Requirements. Reproduce everything from the start of the records down to the line containing "country-count: 1,734,694 xyxy=(179,257,242,273)", replacing "bounding boxes" with "bounding rectangles" and keeping everything else the same.

/---

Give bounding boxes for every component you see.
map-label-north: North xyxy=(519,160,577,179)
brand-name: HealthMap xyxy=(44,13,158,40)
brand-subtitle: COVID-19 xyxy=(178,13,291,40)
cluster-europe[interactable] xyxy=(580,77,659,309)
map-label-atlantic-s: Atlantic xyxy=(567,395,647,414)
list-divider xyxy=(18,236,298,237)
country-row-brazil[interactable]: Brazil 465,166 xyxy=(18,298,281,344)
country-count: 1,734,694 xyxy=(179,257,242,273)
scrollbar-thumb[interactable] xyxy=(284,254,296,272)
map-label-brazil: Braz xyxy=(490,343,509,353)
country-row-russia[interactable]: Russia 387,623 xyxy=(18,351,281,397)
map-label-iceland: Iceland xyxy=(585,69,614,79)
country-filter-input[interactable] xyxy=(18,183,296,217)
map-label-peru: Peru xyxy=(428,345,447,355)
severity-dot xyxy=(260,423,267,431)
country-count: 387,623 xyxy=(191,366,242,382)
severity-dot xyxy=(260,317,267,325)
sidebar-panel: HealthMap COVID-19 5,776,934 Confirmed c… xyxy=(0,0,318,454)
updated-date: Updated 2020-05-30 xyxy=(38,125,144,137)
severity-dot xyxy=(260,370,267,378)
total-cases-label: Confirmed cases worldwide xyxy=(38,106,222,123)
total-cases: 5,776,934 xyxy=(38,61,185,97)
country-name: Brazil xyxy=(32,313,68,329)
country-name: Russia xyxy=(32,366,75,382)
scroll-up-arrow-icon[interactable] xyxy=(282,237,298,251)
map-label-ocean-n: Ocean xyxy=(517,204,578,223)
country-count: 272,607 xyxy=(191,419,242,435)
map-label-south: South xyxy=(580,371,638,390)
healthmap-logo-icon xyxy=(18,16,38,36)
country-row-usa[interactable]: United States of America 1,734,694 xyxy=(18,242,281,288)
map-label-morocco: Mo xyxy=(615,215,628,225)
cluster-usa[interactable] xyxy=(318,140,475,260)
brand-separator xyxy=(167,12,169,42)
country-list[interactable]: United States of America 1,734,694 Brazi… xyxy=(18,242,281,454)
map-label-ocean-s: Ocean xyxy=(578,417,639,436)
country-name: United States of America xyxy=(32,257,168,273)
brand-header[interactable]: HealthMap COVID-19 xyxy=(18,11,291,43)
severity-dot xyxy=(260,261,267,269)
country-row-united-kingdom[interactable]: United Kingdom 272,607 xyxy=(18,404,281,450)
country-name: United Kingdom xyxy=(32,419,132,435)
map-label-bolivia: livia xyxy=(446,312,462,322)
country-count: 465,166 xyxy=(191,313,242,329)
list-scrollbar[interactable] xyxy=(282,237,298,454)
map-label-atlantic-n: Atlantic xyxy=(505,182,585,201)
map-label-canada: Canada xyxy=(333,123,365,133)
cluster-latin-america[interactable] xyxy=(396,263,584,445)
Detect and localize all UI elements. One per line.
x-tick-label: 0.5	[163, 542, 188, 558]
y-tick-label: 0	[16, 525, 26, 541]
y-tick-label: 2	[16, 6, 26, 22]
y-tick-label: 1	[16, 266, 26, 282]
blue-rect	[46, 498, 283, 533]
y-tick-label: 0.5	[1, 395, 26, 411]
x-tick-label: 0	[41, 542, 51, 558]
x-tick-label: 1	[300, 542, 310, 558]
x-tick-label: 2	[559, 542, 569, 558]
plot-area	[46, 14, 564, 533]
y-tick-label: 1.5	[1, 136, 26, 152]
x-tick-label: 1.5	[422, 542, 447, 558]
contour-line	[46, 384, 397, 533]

\---

Exercise result.
Give bounding rectangles for every component you see.
map-label-north: North xyxy=(519,160,577,179)
brand-name: HealthMap xyxy=(44,13,158,40)
brand-subtitle: COVID-19 xyxy=(178,13,291,40)
cluster-europe[interactable] xyxy=(580,77,659,309)
map-label-atlantic-s: Atlantic xyxy=(567,395,647,414)
list-divider xyxy=(18,236,298,237)
country-row-brazil[interactable]: Brazil 465,166 xyxy=(18,298,281,344)
country-count: 1,734,694 xyxy=(179,257,242,273)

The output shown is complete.